-- begin --
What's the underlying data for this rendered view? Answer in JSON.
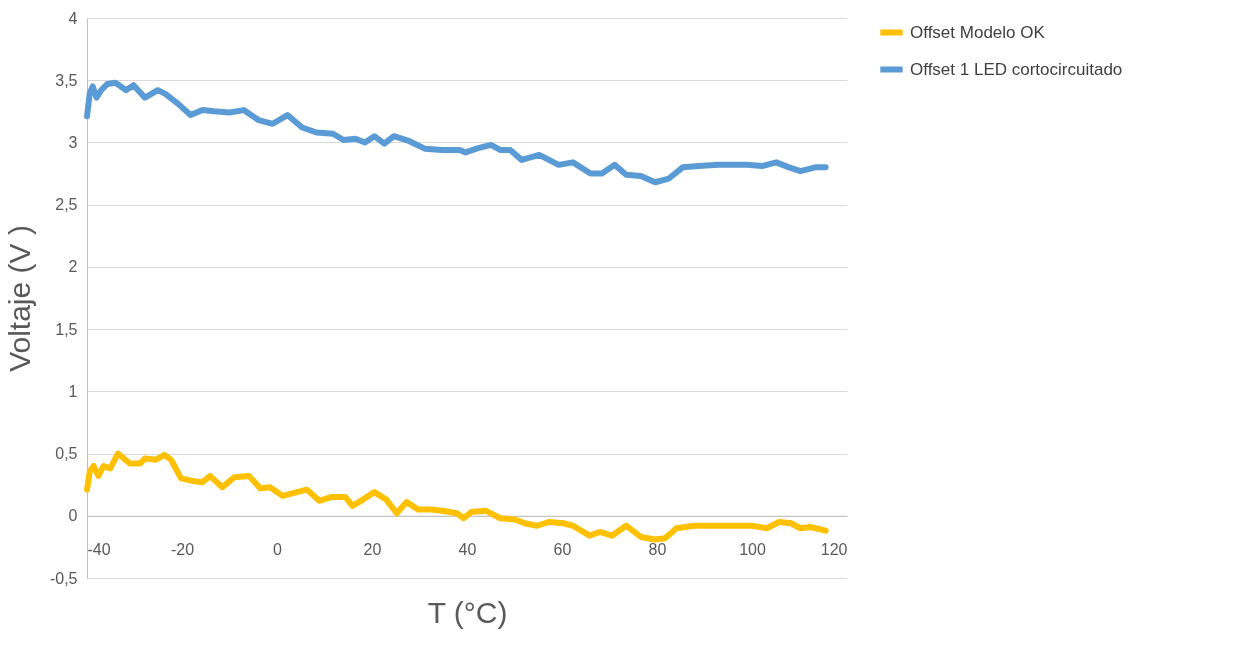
{
  "chart_data": {
    "type": "line",
    "xlabel": "T (°C)",
    "ylabel": "Voltaje (V )",
    "xlim": [
      -40,
      120
    ],
    "xticks": [
      -40,
      -20,
      0,
      20,
      40,
      60,
      80,
      100,
      120
    ],
    "ylim": [
      -0.5,
      4
    ],
    "yticks": [
      {
        "value": -0.5,
        "label": "-0,5"
      },
      0,
      {
        "value": 0.5,
        "label": "0,5"
      },
      1,
      {
        "value": 1.5,
        "label": "1,5"
      },
      2,
      {
        "value": 2.5,
        "label": "2,5"
      },
      3,
      {
        "value": 3.5,
        "label": "3,5"
      },
      4
    ],
    "grid": "y",
    "legend": "right",
    "line_style": "solid",
    "marker": "none",
    "series": [
      {
        "name": "Offset Modelo OK",
        "color": "#ffc000",
        "x": [
          -40,
          -39.4,
          -38.6,
          -37.6,
          -36.5,
          -35.1,
          -33.5,
          -31,
          -28.8,
          -27.8,
          -25.5,
          -23.7,
          -22.3,
          -20.2,
          -17.8,
          -15.7,
          -14.1,
          -11.5,
          -9,
          -5.9,
          -3.5,
          -1.5,
          1.2,
          4.2,
          6.3,
          8.9,
          11.4,
          14.4,
          15.9,
          18.1,
          20.5,
          23,
          25.2,
          27.3,
          29.7,
          32.4,
          34.8,
          37.9,
          39.3,
          40.9,
          44,
          47,
          50.1,
          52.1,
          54.8,
          57.2,
          60.3,
          62.3,
          65.8,
          68,
          70.5,
          73.5,
          76.6,
          79.6,
          81.7,
          84.1,
          87.8,
          93.9,
          100,
          103.1,
          105.7,
          108.2,
          110.2,
          112.3,
          115.5
        ],
        "values": [
          0.21,
          0.36,
          0.4,
          0.32,
          0.4,
          0.38,
          0.5,
          0.42,
          0.42,
          0.46,
          0.45,
          0.49,
          0.45,
          0.3,
          0.28,
          0.27,
          0.32,
          0.23,
          0.31,
          0.32,
          0.22,
          0.23,
          0.16,
          0.19,
          0.21,
          0.12,
          0.15,
          0.15,
          0.08,
          0.13,
          0.19,
          0.13,
          0.02,
          0.11,
          0.05,
          0.05,
          0.04,
          0.02,
          -0.02,
          0.03,
          0.04,
          -0.02,
          -0.03,
          -0.06,
          -0.08,
          -0.05,
          -0.06,
          -0.08,
          -0.16,
          -0.13,
          -0.16,
          -0.08,
          -0.17,
          -0.19,
          -0.18,
          -0.1,
          -0.08,
          -0.08,
          -0.08,
          -0.1,
          -0.05,
          -0.06,
          -0.1,
          -0.09,
          -0.12
        ]
      },
      {
        "name": "Offset 1 LED cortocircuitado",
        "color": "#5b9bd5",
        "x": [
          -40,
          -39.4,
          -38.8,
          -38,
          -37,
          -35.7,
          -34,
          -31.8,
          -30.2,
          -27.8,
          -25.1,
          -23.5,
          -20.8,
          -18.2,
          -15.7,
          -13.3,
          -10,
          -7,
          -3.9,
          -0.9,
          2.2,
          5.3,
          8.3,
          11.8,
          14,
          16.5,
          18.5,
          20.5,
          22.6,
          24.6,
          27.9,
          31.1,
          34.8,
          38.5,
          39.7,
          42,
          45,
          47,
          49.1,
          51.5,
          55.2,
          59.3,
          62.3,
          66,
          68.4,
          71.1,
          73.5,
          76.6,
          79.6,
          82.5,
          85.4,
          88.8,
          92.9,
          95.5,
          99,
          102.1,
          105.1,
          107.8,
          110.2,
          113.3,
          115.5
        ],
        "values": [
          3.21,
          3.4,
          3.45,
          3.36,
          3.42,
          3.47,
          3.48,
          3.42,
          3.46,
          3.36,
          3.42,
          3.39,
          3.31,
          3.22,
          3.26,
          3.25,
          3.24,
          3.26,
          3.18,
          3.15,
          3.22,
          3.12,
          3.08,
          3.07,
          3.02,
          3.03,
          3.0,
          3.05,
          2.99,
          3.05,
          3.01,
          2.95,
          2.94,
          2.94,
          2.92,
          2.95,
          2.98,
          2.94,
          2.94,
          2.86,
          2.9,
          2.82,
          2.84,
          2.75,
          2.75,
          2.82,
          2.74,
          2.73,
          2.68,
          2.71,
          2.8,
          2.81,
          2.82,
          2.82,
          2.82,
          2.81,
          2.84,
          2.8,
          2.77,
          2.8,
          2.8
        ]
      }
    ]
  }
}
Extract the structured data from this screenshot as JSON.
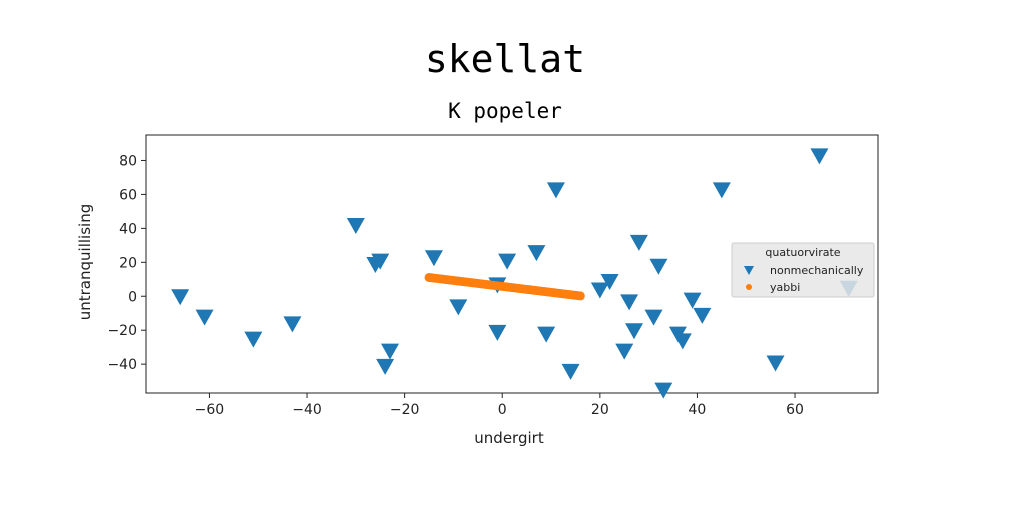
{
  "chart_data": {
    "type": "scatter",
    "title": "skellat",
    "subtitle": "K popeler",
    "xlabel": "undergirt",
    "ylabel": "untranquillising",
    "xlim": [
      -73,
      77
    ],
    "ylim": [
      -57,
      95
    ],
    "xticks": [
      -60,
      -40,
      -20,
      0,
      20,
      40,
      60
    ],
    "yticks": [
      -40,
      -20,
      0,
      20,
      40,
      60,
      80
    ],
    "xtick_labels": [
      "−60",
      "−40",
      "−20",
      "0",
      "20",
      "40",
      "60"
    ],
    "ytick_labels": [
      "−40",
      "−20",
      "0",
      "20",
      "40",
      "60",
      "80"
    ],
    "grid": false,
    "legend": {
      "title": "quatuorvirate",
      "placement": "right"
    },
    "series": [
      {
        "name": "nonmechanically",
        "marker": "triangle-down",
        "color": "#1f77b4",
        "points": [
          [
            -66,
            0
          ],
          [
            -61,
            -12
          ],
          [
            -51,
            -25
          ],
          [
            -43,
            -16
          ],
          [
            -30,
            42
          ],
          [
            -26,
            19
          ],
          [
            -25,
            21
          ],
          [
            -24,
            -41
          ],
          [
            -23,
            -32
          ],
          [
            -14,
            23
          ],
          [
            -9,
            -6
          ],
          [
            -1,
            7
          ],
          [
            -1,
            -21
          ],
          [
            1,
            21
          ],
          [
            7,
            26
          ],
          [
            9,
            -22
          ],
          [
            11,
            63
          ],
          [
            14,
            -44
          ],
          [
            20,
            4
          ],
          [
            22,
            9
          ],
          [
            25,
            -32
          ],
          [
            26,
            -3
          ],
          [
            27,
            -20
          ],
          [
            28,
            32
          ],
          [
            31,
            -12
          ],
          [
            32,
            18
          ],
          [
            33,
            -55
          ],
          [
            36,
            -22
          ],
          [
            37,
            -26
          ],
          [
            39,
            -2
          ],
          [
            41,
            -11
          ],
          [
            45,
            63
          ],
          [
            56,
            -39
          ],
          [
            65,
            83
          ],
          [
            71,
            5
          ]
        ]
      },
      {
        "name": "yabbi",
        "marker": "circle",
        "color": "#ff7f0e",
        "x_range": [
          -15,
          16
        ],
        "line": {
          "slope": -0.35,
          "intercept": 5.8
        },
        "n_points": 60
      }
    ]
  }
}
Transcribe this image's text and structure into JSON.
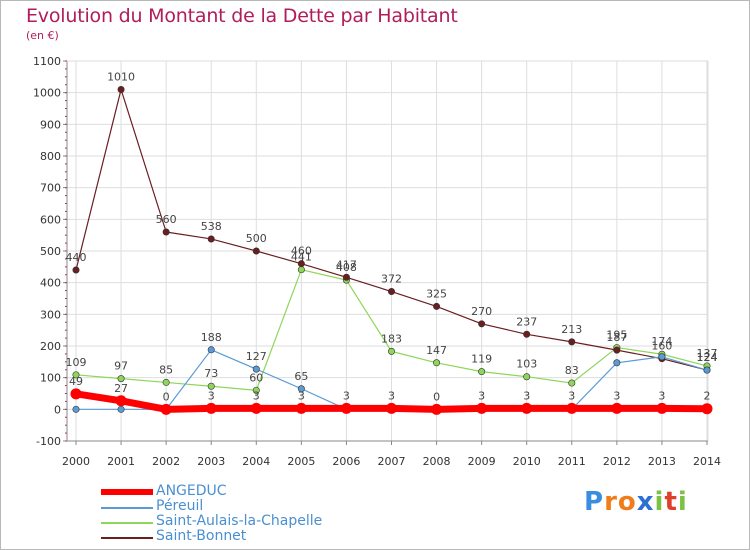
{
  "header": {
    "title": "Evolution du Montant de la Dette par Habitant",
    "unit": "(en €)"
  },
  "logo": {
    "letters": [
      "P",
      "r",
      "o",
      "x",
      "i",
      "t",
      "i"
    ],
    "colors": [
      "#3a8ee0",
      "#f07d1a",
      "#f07d1a",
      "#2e6fd6",
      "#7dc144",
      "#e0402a",
      "#7dc144"
    ]
  },
  "chart_data": {
    "type": "line",
    "x": [
      2000,
      2001,
      2002,
      2003,
      2004,
      2005,
      2006,
      2007,
      2008,
      2009,
      2010,
      2011,
      2012,
      2013,
      2014
    ],
    "ylim": [
      -100,
      1100
    ],
    "yticks": [
      -100,
      0,
      100,
      200,
      300,
      400,
      500,
      600,
      700,
      800,
      900,
      1000,
      1100
    ],
    "grid": true,
    "legend_position": "bottom-left",
    "series": [
      {
        "name": "Saint-Aulais-la-Chapelle",
        "color": "#8ed65a",
        "width": 1.2,
        "values": [
          109,
          97,
          85,
          73,
          60,
          441,
          408,
          183,
          147,
          119,
          103,
          83,
          195,
          174,
          137
        ],
        "labels": [
          "109",
          "97",
          "85",
          "73",
          "60",
          "441",
          "408",
          "183",
          "147",
          "119",
          "103",
          "83",
          "195",
          "174",
          "137"
        ]
      },
      {
        "name": "Saint-Bonnet",
        "color": "#6b1e20",
        "width": 1.2,
        "values": [
          440,
          1010,
          560,
          538,
          500,
          460,
          417,
          372,
          325,
          270,
          237,
          213,
          187,
          160,
          124
        ],
        "labels": [
          "440",
          "1010",
          "560",
          "538",
          "500",
          "460",
          "417",
          "372",
          "325",
          "270",
          "237",
          "213",
          "187",
          "160",
          "124"
        ]
      },
      {
        "name": "Péreuil",
        "color": "#5b9bd5",
        "width": 1.2,
        "values": [
          0,
          0,
          0,
          188,
          127,
          65,
          0,
          0,
          0,
          0,
          0,
          0,
          147,
          166,
          124
        ],
        "labels": [
          "",
          "",
          "",
          "188",
          "127",
          "65",
          "",
          "",
          "",
          "",
          "",
          "",
          "",
          "",
          "124"
        ]
      },
      {
        "name": "ANGEDUC",
        "color": "#ff0000",
        "width": 7,
        "values": [
          49,
          27,
          0,
          3,
          3,
          3,
          3,
          3,
          0,
          3,
          3,
          3,
          3,
          3,
          2
        ],
        "labels": [
          "49",
          "27",
          "0",
          "3",
          "3",
          "3",
          "3",
          "3",
          "0",
          "3",
          "3",
          "3",
          "3",
          "3",
          "2"
        ]
      }
    ],
    "legend_order": [
      "ANGEDUC",
      "Péreuil",
      "Saint-Aulais-la-Chapelle",
      "Saint-Bonnet"
    ]
  }
}
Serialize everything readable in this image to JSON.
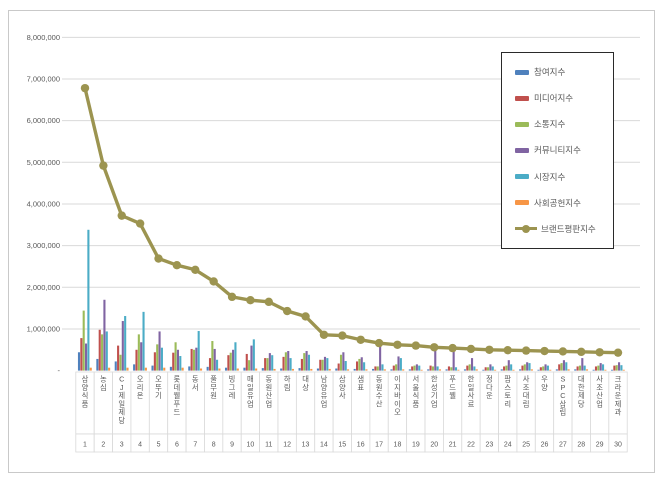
{
  "chart_data": {
    "type": "bar",
    "title": "",
    "xlabel": "",
    "ylabel": "",
    "ylim": [
      0,
      8000000
    ],
    "grid": true,
    "legend_position": "upper-right",
    "y_ticks": [
      {
        "label": "8,000,000",
        "value": 8000000
      },
      {
        "label": "7,000,000",
        "value": 7000000
      },
      {
        "label": "6,000,000",
        "value": 6000000
      },
      {
        "label": "5,000,000",
        "value": 5000000
      },
      {
        "label": "4,000,000",
        "value": 4000000
      },
      {
        "label": "3,000,000",
        "value": 3000000
      },
      {
        "label": "2,000,000",
        "value": 2000000
      },
      {
        "label": "1,000,000",
        "value": 1000000
      },
      {
        "label": "-",
        "value": 0
      }
    ],
    "categories": [
      "삼양식품",
      "농심",
      "CJ제일제당",
      "오리온",
      "오뚜기",
      "롯데웰푸드",
      "동서",
      "풀무원",
      "빙그레",
      "매일유업",
      "동원산업",
      "하림",
      "대상",
      "남양유업",
      "삼양사",
      "샘표",
      "동원수산",
      "이지바이오",
      "서울식품",
      "한성기업",
      "푸드웰",
      "한일사료",
      "정다운",
      "팜스토리",
      "사조대림",
      "우양",
      "SPC삼립",
      "대한제당",
      "사조산업",
      "크라운제과"
    ],
    "ranks": [
      1,
      2,
      3,
      4,
      5,
      6,
      7,
      8,
      9,
      10,
      11,
      12,
      13,
      14,
      15,
      16,
      17,
      18,
      19,
      20,
      21,
      22,
      23,
      24,
      25,
      26,
      27,
      28,
      29,
      30
    ],
    "series": [
      {
        "name": "참여지수",
        "key": "participation-index",
        "type": "bar",
        "color": "#4F81BD",
        "values": [
          440000,
          280000,
          220000,
          150000,
          120000,
          90000,
          100000,
          90000,
          70000,
          70000,
          60000,
          50000,
          60000,
          50000,
          50000,
          40000,
          40000,
          30000,
          30000,
          30000,
          30000,
          30000,
          20000,
          30000,
          30000,
          20000,
          30000,
          30000,
          20000,
          20000
        ]
      },
      {
        "name": "미디어지수",
        "key": "media-index",
        "type": "bar",
        "color": "#C0504D",
        "values": [
          780000,
          980000,
          600000,
          500000,
          440000,
          430000,
          520000,
          300000,
          370000,
          400000,
          300000,
          330000,
          280000,
          260000,
          170000,
          220000,
          100000,
          120000,
          100000,
          120000,
          100000,
          120000,
          80000,
          100000,
          120000,
          80000,
          150000,
          100000,
          100000,
          120000
        ]
      },
      {
        "name": "소통지수",
        "key": "communication-index",
        "type": "bar",
        "color": "#9BBB59",
        "values": [
          1440000,
          870000,
          380000,
          870000,
          630000,
          680000,
          500000,
          710000,
          430000,
          250000,
          300000,
          440000,
          420000,
          260000,
          380000,
          280000,
          100000,
          150000,
          120000,
          100000,
          80000,
          150000,
          80000,
          120000,
          150000,
          100000,
          180000,
          120000,
          120000,
          130000
        ]
      },
      {
        "name": "커뮤니티지수",
        "key": "community-index",
        "type": "bar",
        "color": "#8064A2",
        "values": [
          650000,
          1700000,
          1190000,
          680000,
          940000,
          500000,
          550000,
          520000,
          500000,
          600000,
          420000,
          470000,
          470000,
          330000,
          440000,
          320000,
          700000,
          340000,
          150000,
          500000,
          480000,
          300000,
          150000,
          250000,
          200000,
          150000,
          250000,
          300000,
          180000,
          200000
        ]
      },
      {
        "name": "시장지수",
        "key": "market-index",
        "type": "bar",
        "color": "#4BACC6",
        "values": [
          3380000,
          940000,
          1310000,
          1410000,
          550000,
          350000,
          950000,
          260000,
          680000,
          750000,
          370000,
          300000,
          380000,
          300000,
          230000,
          200000,
          150000,
          300000,
          120000,
          100000,
          80000,
          100000,
          100000,
          150000,
          180000,
          120000,
          200000,
          120000,
          150000,
          130000
        ]
      },
      {
        "name": "사회공헌지수",
        "key": "social-contribution-index",
        "type": "bar",
        "color": "#F79646",
        "values": [
          70000,
          70000,
          70000,
          70000,
          70000,
          70000,
          50000,
          50000,
          50000,
          50000,
          40000,
          40000,
          40000,
          40000,
          30000,
          30000,
          30000,
          30000,
          20000,
          30000,
          20000,
          30000,
          20000,
          20000,
          30000,
          20000,
          30000,
          30000,
          20000,
          20000
        ]
      },
      {
        "name": "브랜드평판지수",
        "key": "brand-reputation-index",
        "type": "line",
        "color": "#9C9450",
        "values": [
          6780000,
          4920000,
          3720000,
          3530000,
          2690000,
          2530000,
          2420000,
          2140000,
          1770000,
          1690000,
          1650000,
          1430000,
          1300000,
          860000,
          840000,
          740000,
          660000,
          620000,
          600000,
          560000,
          540000,
          520000,
          500000,
          490000,
          480000,
          470000,
          460000,
          450000,
          440000,
          430000
        ]
      }
    ]
  },
  "colors": {
    "grid": "#d9d9d9",
    "cell_border": "#d9d9d9",
    "axis_text": "#595959",
    "frame_border": "#c9c9c9",
    "legend_border": "#2a2a2a"
  }
}
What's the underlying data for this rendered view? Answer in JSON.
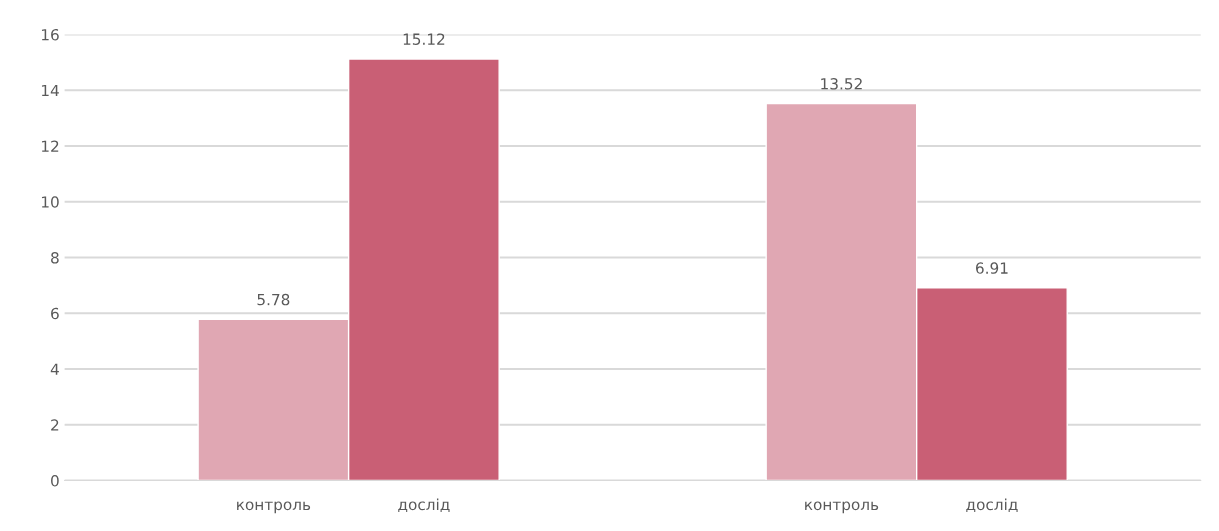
-- end --
Where a line above contains the string "marker", copy that line.

    "marker": "none",
        "marker": "triangle-down",
        "marker": "circle",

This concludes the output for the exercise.